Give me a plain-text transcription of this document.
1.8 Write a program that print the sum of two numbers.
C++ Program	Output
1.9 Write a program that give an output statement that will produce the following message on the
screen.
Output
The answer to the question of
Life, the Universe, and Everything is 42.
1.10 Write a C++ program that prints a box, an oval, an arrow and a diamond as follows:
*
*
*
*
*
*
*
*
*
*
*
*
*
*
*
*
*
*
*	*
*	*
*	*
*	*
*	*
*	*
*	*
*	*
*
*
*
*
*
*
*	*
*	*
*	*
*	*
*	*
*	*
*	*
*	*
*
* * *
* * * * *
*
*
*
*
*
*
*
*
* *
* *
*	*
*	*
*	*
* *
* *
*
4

Exercise objective. Gather up every line from the listing above in which the word "that" occurs.

Written reply.
1.8 Write a program that print the sum of two numbers.
1.9 Write a program that give an output statement that will produce the following message on the
1.10 Write a C++ program that prints a box, an oval, an arrow and a diamond as follows:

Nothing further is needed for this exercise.